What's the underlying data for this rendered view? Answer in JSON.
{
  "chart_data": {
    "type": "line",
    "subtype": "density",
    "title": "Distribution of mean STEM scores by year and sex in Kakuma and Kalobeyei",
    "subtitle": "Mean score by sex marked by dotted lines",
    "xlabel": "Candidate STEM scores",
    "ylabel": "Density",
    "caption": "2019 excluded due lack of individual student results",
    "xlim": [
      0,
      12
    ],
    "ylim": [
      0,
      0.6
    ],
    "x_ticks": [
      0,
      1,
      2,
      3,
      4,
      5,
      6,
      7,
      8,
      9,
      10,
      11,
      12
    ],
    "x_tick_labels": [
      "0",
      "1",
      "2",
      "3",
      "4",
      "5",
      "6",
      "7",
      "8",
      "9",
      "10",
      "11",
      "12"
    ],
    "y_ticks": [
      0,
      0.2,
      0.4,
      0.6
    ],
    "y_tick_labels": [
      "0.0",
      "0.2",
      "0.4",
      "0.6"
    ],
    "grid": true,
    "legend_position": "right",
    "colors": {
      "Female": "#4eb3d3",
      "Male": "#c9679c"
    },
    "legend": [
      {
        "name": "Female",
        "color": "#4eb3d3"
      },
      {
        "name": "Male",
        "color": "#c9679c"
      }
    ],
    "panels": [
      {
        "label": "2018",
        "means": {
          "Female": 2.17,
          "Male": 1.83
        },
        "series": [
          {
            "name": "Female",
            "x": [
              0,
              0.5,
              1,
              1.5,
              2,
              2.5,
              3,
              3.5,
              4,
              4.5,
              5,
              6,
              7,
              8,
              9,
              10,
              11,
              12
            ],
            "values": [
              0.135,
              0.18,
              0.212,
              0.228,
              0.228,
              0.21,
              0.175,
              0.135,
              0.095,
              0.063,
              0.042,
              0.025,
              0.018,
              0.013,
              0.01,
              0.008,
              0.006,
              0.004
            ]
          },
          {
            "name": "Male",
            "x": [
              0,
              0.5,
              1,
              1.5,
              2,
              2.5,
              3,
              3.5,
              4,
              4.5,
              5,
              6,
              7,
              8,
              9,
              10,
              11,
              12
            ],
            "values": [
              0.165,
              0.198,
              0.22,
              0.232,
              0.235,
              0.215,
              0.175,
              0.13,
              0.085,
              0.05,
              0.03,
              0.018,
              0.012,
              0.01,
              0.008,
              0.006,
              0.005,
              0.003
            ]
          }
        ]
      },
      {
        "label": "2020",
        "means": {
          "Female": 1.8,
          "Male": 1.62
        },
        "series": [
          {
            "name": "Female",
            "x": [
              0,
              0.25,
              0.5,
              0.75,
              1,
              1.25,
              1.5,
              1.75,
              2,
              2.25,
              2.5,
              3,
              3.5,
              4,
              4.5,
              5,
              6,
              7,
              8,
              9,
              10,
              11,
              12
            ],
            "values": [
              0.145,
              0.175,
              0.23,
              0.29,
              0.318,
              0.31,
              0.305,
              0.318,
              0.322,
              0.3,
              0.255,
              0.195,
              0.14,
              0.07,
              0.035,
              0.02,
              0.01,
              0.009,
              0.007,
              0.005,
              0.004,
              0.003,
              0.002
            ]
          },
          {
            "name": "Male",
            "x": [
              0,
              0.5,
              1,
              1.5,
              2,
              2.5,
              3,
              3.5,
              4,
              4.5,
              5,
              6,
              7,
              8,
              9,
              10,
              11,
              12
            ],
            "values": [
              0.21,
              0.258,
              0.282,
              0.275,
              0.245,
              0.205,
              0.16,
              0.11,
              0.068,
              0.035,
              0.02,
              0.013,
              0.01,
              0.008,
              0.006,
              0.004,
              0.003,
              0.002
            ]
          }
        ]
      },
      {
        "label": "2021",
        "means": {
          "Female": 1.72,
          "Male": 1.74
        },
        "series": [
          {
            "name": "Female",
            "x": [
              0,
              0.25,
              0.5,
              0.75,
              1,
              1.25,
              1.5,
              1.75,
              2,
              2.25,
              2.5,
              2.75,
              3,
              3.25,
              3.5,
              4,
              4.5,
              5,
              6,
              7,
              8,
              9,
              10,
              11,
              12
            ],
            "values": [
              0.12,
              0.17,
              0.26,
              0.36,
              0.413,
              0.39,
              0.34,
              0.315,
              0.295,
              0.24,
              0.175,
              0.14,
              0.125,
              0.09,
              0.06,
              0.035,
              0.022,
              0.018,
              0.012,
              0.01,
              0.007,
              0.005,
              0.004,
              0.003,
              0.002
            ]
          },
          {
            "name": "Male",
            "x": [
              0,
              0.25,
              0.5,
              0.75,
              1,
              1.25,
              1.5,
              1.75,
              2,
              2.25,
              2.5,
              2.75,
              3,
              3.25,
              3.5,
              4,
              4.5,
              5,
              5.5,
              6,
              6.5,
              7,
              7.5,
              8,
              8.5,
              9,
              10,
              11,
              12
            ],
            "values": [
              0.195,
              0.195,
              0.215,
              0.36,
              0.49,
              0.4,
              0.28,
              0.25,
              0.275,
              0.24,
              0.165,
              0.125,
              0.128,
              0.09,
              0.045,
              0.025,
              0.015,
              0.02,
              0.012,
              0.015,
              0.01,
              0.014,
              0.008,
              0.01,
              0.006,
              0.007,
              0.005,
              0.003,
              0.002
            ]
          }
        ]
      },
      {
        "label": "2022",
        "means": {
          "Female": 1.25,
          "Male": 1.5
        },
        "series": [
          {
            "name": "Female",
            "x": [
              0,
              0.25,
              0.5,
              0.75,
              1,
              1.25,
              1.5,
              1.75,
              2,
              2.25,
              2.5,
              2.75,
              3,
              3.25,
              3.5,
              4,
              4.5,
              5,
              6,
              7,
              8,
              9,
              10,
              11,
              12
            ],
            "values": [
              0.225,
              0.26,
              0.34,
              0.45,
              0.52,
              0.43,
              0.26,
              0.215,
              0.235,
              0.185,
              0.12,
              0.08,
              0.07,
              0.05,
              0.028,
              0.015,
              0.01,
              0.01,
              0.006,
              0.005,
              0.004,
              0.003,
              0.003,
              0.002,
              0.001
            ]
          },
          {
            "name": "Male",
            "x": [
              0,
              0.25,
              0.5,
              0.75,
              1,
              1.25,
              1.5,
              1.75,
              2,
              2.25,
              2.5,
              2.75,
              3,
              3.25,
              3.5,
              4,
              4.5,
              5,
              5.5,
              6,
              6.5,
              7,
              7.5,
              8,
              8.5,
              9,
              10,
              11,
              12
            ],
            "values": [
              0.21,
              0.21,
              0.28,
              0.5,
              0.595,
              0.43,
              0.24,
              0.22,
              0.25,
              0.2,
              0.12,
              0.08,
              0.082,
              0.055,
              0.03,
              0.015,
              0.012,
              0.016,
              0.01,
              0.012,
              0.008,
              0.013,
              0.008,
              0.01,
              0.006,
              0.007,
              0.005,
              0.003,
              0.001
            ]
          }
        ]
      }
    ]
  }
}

What is expected: Copy out all of the records above with nothing altered.

Worked solution:
What's the underlying data for this rendered view? Answer in JSON.
{
  "chart_data": {
    "type": "line",
    "subtype": "density",
    "title": "Distribution of mean STEM scores by year and sex in Kakuma and Kalobeyei",
    "subtitle": "Mean score by sex marked by dotted lines",
    "xlabel": "Candidate STEM scores",
    "ylabel": "Density",
    "caption": "2019 excluded due lack of individual student results",
    "xlim": [
      0,
      12
    ],
    "ylim": [
      0,
      0.6
    ],
    "x_ticks": [
      0,
      1,
      2,
      3,
      4,
      5,
      6,
      7,
      8,
      9,
      10,
      11,
      12
    ],
    "x_tick_labels": [
      "0",
      "1",
      "2",
      "3",
      "4",
      "5",
      "6",
      "7",
      "8",
      "9",
      "10",
      "11",
      "12"
    ],
    "y_ticks": [
      0,
      0.2,
      0.4,
      0.6
    ],
    "y_tick_labels": [
      "0.0",
      "0.2",
      "0.4",
      "0.6"
    ],
    "grid": true,
    "legend_position": "right",
    "colors": {
      "Female": "#4eb3d3",
      "Male": "#c9679c"
    },
    "legend": [
      {
        "name": "Female",
        "color": "#4eb3d3"
      },
      {
        "name": "Male",
        "color": "#c9679c"
      }
    ],
    "panels": [
      {
        "label": "2018",
        "means": {
          "Female": 2.17,
          "Male": 1.83
        },
        "series": [
          {
            "name": "Female",
            "x": [
              0,
              0.5,
              1,
              1.5,
              2,
              2.5,
              3,
              3.5,
              4,
              4.5,
              5,
              6,
              7,
              8,
              9,
              10,
              11,
              12
            ],
            "values": [
              0.135,
              0.18,
              0.212,
              0.228,
              0.228,
              0.21,
              0.175,
              0.135,
              0.095,
              0.063,
              0.042,
              0.025,
              0.018,
              0.013,
              0.01,
              0.008,
              0.006,
              0.004
            ]
          },
          {
            "name": "Male",
            "x": [
              0,
              0.5,
              1,
              1.5,
              2,
              2.5,
              3,
              3.5,
              4,
              4.5,
              5,
              6,
              7,
              8,
              9,
              10,
              11,
              12
            ],
            "values": [
              0.165,
              0.198,
              0.22,
              0.232,
              0.235,
              0.215,
              0.175,
              0.13,
              0.085,
              0.05,
              0.03,
              0.018,
              0.012,
              0.01,
              0.008,
              0.006,
              0.005,
              0.003
            ]
          }
        ]
      },
      {
        "label": "2020",
        "means": {
          "Female": 1.8,
          "Male": 1.62
        },
        "series": [
          {
            "name": "Female",
            "x": [
              0,
              0.25,
              0.5,
              0.75,
              1,
              1.25,
              1.5,
              1.75,
              2,
              2.25,
              2.5,
              3,
              3.5,
              4,
              4.5,
              5,
              6,
              7,
              8,
              9,
              10,
              11,
              12
            ],
            "values": [
              0.145,
              0.175,
              0.23,
              0.29,
              0.318,
              0.31,
              0.305,
              0.318,
              0.322,
              0.3,
              0.255,
              0.195,
              0.14,
              0.07,
              0.035,
              0.02,
              0.01,
              0.009,
              0.007,
              0.005,
              0.004,
              0.003,
              0.002
            ]
          },
          {
            "name": "Male",
            "x": [
              0,
              0.5,
              1,
              1.5,
              2,
              2.5,
              3,
              3.5,
              4,
              4.5,
              5,
              6,
              7,
              8,
              9,
              10,
              11,
              12
            ],
            "values": [
              0.21,
              0.258,
              0.282,
              0.275,
              0.245,
              0.205,
              0.16,
              0.11,
              0.068,
              0.035,
              0.02,
              0.013,
              0.01,
              0.008,
              0.006,
              0.004,
              0.003,
              0.002
            ]
          }
        ]
      },
      {
        "label": "2021",
        "means": {
          "Female": 1.72,
          "Male": 1.74
        },
        "series": [
          {
            "name": "Female",
            "x": [
              0,
              0.25,
              0.5,
              0.75,
              1,
              1.25,
              1.5,
              1.75,
              2,
              2.25,
              2.5,
              2.75,
              3,
              3.25,
              3.5,
              4,
              4.5,
              5,
              6,
              7,
              8,
              9,
              10,
              11,
              12
            ],
            "values": [
              0.12,
              0.17,
              0.26,
              0.36,
              0.413,
              0.39,
              0.34,
              0.315,
              0.295,
              0.24,
              0.175,
              0.14,
              0.125,
              0.09,
              0.06,
              0.035,
              0.022,
              0.018,
              0.012,
              0.01,
              0.007,
              0.005,
              0.004,
              0.003,
              0.002
            ]
          },
          {
            "name": "Male",
            "x": [
              0,
              0.25,
              0.5,
              0.75,
              1,
              1.25,
              1.5,
              1.75,
              2,
              2.25,
              2.5,
              2.75,
              3,
              3.25,
              3.5,
              4,
              4.5,
              5,
              5.5,
              6,
              6.5,
              7,
              7.5,
              8,
              8.5,
              9,
              10,
              11,
              12
            ],
            "values": [
              0.195,
              0.195,
              0.215,
              0.36,
              0.49,
              0.4,
              0.28,
              0.25,
              0.275,
              0.24,
              0.165,
              0.125,
              0.128,
              0.09,
              0.045,
              0.025,
              0.015,
              0.02,
              0.012,
              0.015,
              0.01,
              0.014,
              0.008,
              0.01,
              0.006,
              0.007,
              0.005,
              0.003,
              0.002
            ]
          }
        ]
      },
      {
        "label": "2022",
        "means": {
          "Female": 1.25,
          "Male": 1.5
        },
        "series": [
          {
            "name": "Female",
            "x": [
              0,
              0.25,
              0.5,
              0.75,
              1,
              1.25,
              1.5,
              1.75,
              2,
              2.25,
              2.5,
              2.75,
              3,
              3.25,
              3.5,
              4,
              4.5,
              5,
              6,
              7,
              8,
              9,
              10,
              11,
              12
            ],
            "values": [
              0.225,
              0.26,
              0.34,
              0.45,
              0.52,
              0.43,
              0.26,
              0.215,
              0.235,
              0.185,
              0.12,
              0.08,
              0.07,
              0.05,
              0.028,
              0.015,
              0.01,
              0.01,
              0.006,
              0.005,
              0.004,
              0.003,
              0.003,
              0.002,
              0.001
            ]
          },
          {
            "name": "Male",
            "x": [
              0,
              0.25,
              0.5,
              0.75,
              1,
              1.25,
              1.5,
              1.75,
              2,
              2.25,
              2.5,
              2.75,
              3,
              3.25,
              3.5,
              4,
              4.5,
              5,
              5.5,
              6,
              6.5,
              7,
              7.5,
              8,
              8.5,
              9,
              10,
              11,
              12
            ],
            "values": [
              0.21,
              0.21,
              0.28,
              0.5,
              0.595,
              0.43,
              0.24,
              0.22,
              0.25,
              0.2,
              0.12,
              0.08,
              0.082,
              0.055,
              0.03,
              0.015,
              0.012,
              0.016,
              0.01,
              0.012,
              0.008,
              0.013,
              0.008,
              0.01,
              0.006,
              0.007,
              0.005,
              0.003,
              0.001
            ]
          }
        ]
      }
    ]
  }
}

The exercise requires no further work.